▶ _Exercise_
Word for word, retype every entry in the listing.

▶ _Recorded data_
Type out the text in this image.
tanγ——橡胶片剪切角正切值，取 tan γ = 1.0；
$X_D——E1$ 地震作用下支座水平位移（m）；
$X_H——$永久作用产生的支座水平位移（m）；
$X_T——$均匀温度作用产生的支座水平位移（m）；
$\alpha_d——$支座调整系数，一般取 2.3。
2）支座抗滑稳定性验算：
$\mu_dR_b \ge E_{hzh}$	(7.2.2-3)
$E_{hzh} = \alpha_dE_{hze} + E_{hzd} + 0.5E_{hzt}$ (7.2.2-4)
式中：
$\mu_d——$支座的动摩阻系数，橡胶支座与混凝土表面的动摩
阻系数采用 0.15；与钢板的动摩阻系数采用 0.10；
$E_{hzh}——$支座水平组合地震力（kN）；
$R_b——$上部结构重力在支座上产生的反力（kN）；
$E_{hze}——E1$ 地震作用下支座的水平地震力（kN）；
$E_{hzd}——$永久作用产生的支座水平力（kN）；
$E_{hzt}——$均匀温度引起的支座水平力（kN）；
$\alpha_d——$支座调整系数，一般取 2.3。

▶ _Right answer_
Type out the text in this image.
tanγ——橡胶片剪切角正切值，取 tan γ = 1.0；
$X_D——E1$ 地震作用下支座水平位移（m）；
$X_H——$永久作用产生的支座水平位移（m）；
$X_T——$均匀温度作用产生的支座水平位移（m）；
$\alpha_d——$支座调整系数，一般取 2.3。
2）支座抗滑稳定性验算：
$\mu_dR_b \ge E_{hzh}$	(7.2.2-3)
$E_{hzh} = \alpha_dE_{hze} + E_{hzd} + 0.5E_{hzt}$ (7.2.2-4)
式中：
$\mu_d——$支座的动摩阻系数，橡胶支座与混凝土表面的动摩
阻系数采用 0.15；与钢板的动摩阻系数采用 0.10；
$E_{hzh}——$支座水平组合地震力（kN）；
$R_b——$上部结构重力在支座上产生的反力（kN）；
$E_{hze}——E1$ 地震作用下支座的水平地震力（kN）；
$E_{hzd}——$永久作用产生的支座水平力（kN）；
$E_{hzt}——$均匀温度引起的支座水平力（kN）；
$\alpha_d——$支座调整系数，一般取 2.3。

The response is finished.